> AIM OF THE EXERCISE: Would you quote every entry exactly, dropping only the pictures?
---*---
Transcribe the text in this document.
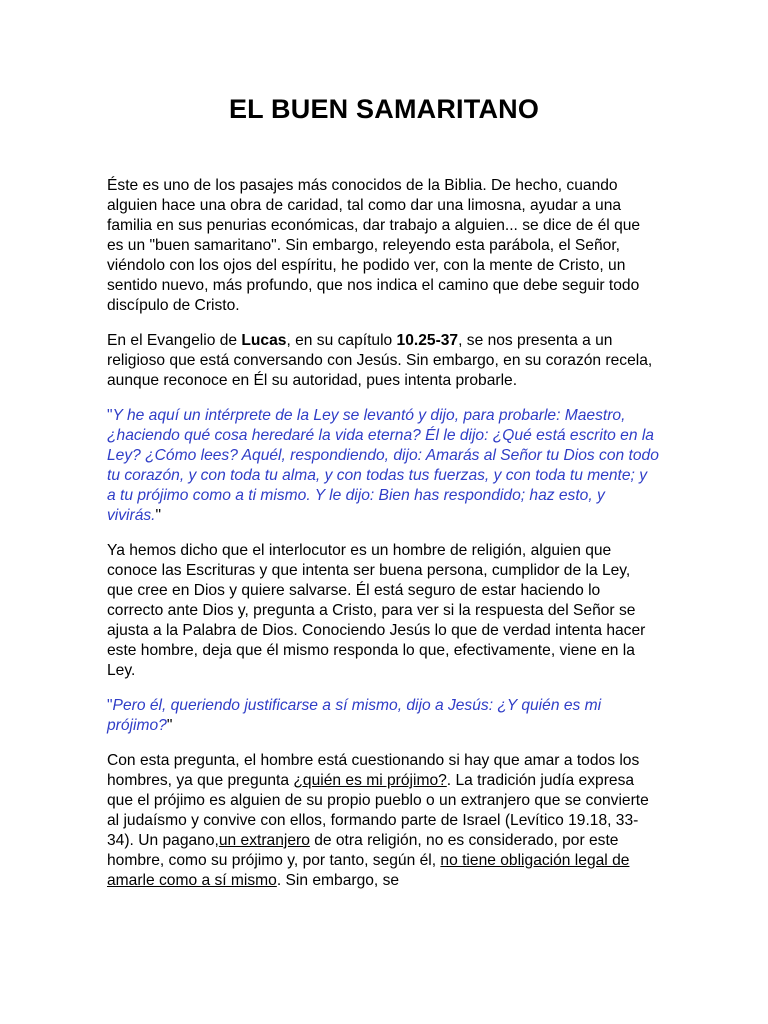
EL BUEN SAMARITANO

Éste es uno de los pasajes más conocidos de la Biblia. De hecho, cuando alguien hace una obra de caridad, tal como dar una limosna, ayudar a una familia en sus penurias económicas, dar trabajo a alguien... se dice de él que es un "buen samaritano". Sin embargo, releyendo esta parábola, el Señor, viéndolo con los ojos del espíritu, he podido ver, con la mente de Cristo, un sentido nuevo, más profundo, que nos indica el camino que debe seguir todo discípulo de Cristo.

En el Evangelio de Lucas, en su capítulo 10.25-37, se nos presenta a un religioso que está conversando con Jesús. Sin embargo, en su corazón recela, aunque reconoce en Él su autoridad, pues intenta probarle.

"Y he aquí un intérprete de la Ley se levantó y dijo, para probarle: Maestro, ¿haciendo qué cosa heredaré la vida eterna? Él le dijo: ¿Qué está escrito en la Ley? ¿Cómo lees? Aquél, respondiendo, dijo: Amarás al Señor tu Dios con todo tu corazón, y con toda tu alma, y con todas tus fuerzas, y con toda tu mente; y a tu prójimo como a ti mismo. Y le dijo: Bien has respondido; haz esto, y vivirás."

Ya hemos dicho que el interlocutor es un hombre de religión, alguien que conoce las Escrituras y que intenta ser buena persona, cumplidor de la Ley, que cree en Dios y quiere salvarse. Él está seguro de estar haciendo lo correcto ante Dios y, pregunta a Cristo, para ver si la respuesta del Señor se ajusta a la Palabra de Dios. Conociendo Jesús lo que de verdad intenta hacer este hombre, deja que él mismo responda lo que, efectivamente, viene en la Ley.

"Pero él, queriendo justificarse a sí mismo, dijo a Jesús: ¿Y quién es mi prójimo?"

Con esta pregunta, el hombre está cuestionando si hay que amar a todos los hombres, ya que pregunta ¿quién es mi prójimo?. La tradición judía expresa que el prójimo es alguien de su propio pueblo o un extranjero que se convierte al judaísmo y convive con ellos, formando parte de Israel (Levítico 19.18, 33-34). Un pagano,un extranjero de otra religión, no es considerado, por este hombre, como su prójimo y, por tanto, según él, no tiene obligación legal de amarle como a sí mismo. Sin embargo, se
---*---
> WRITTEN SOLUTION:
Transcribe the text in this document.
EL BUEN SAMARITANO

Éste es uno de los pasajes más conocidos de la Biblia. De hecho, cuando alguien hace una obra de caridad, tal como dar una limosna, ayudar a una familia en sus penurias económicas, dar trabajo a alguien... se dice de él que es un "buen samaritano". Sin embargo, releyendo esta parábola, el Señor, viéndolo con los ojos del espíritu, he podido ver, con la mente de Cristo, un sentido nuevo, más profundo, que nos indica el camino que debe seguir todo discípulo de Cristo.

En el Evangelio de Lucas, en su capítulo 10.25-37, se nos presenta a un religioso que está conversando con Jesús. Sin embargo, en su corazón recela, aunque reconoce en Él su autoridad, pues intenta probarle.

"Y he aquí un intérprete de la Ley se levantó y dijo, para probarle: Maestro, ¿haciendo qué cosa heredaré la vida eterna? Él le dijo: ¿Qué está escrito en la Ley? ¿Cómo lees? Aquél, respondiendo, dijo: Amarás al Señor tu Dios con todo tu corazón, y con toda tu alma, y con todas tus fuerzas, y con toda tu mente; y a tu prójimo como a ti mismo. Y le dijo: Bien has respondido; haz esto, y vivirás."

Ya hemos dicho que el interlocutor es un hombre de religión, alguien que conoce las Escrituras y que intenta ser buena persona, cumplidor de la Ley, que cree en Dios y quiere salvarse. Él está seguro de estar haciendo lo correcto ante Dios y, pregunta a Cristo, para ver si la respuesta del Señor se ajusta a la Palabra de Dios. Conociendo Jesús lo que de verdad intenta hacer este hombre, deja que él mismo responda lo que, efectivamente, viene en la Ley.

"Pero él, queriendo justificarse a sí mismo, dijo a Jesús: ¿Y quién es mi prójimo?"

Con esta pregunta, el hombre está cuestionando si hay que amar a todos los hombres, ya que pregunta ¿quién es mi prójimo?. La tradición judía expresa que el prójimo es alguien de su propio pueblo o un extranjero que se convierte al judaísmo y convive con ellos, formando parte de Israel (Levítico 19.18, 33-34). Un pagano,un extranjero de otra religión, no es considerado, por este hombre, como su prójimo y, por tanto, según él, no tiene obligación legal de amarle como a sí mismo. Sin embargo, se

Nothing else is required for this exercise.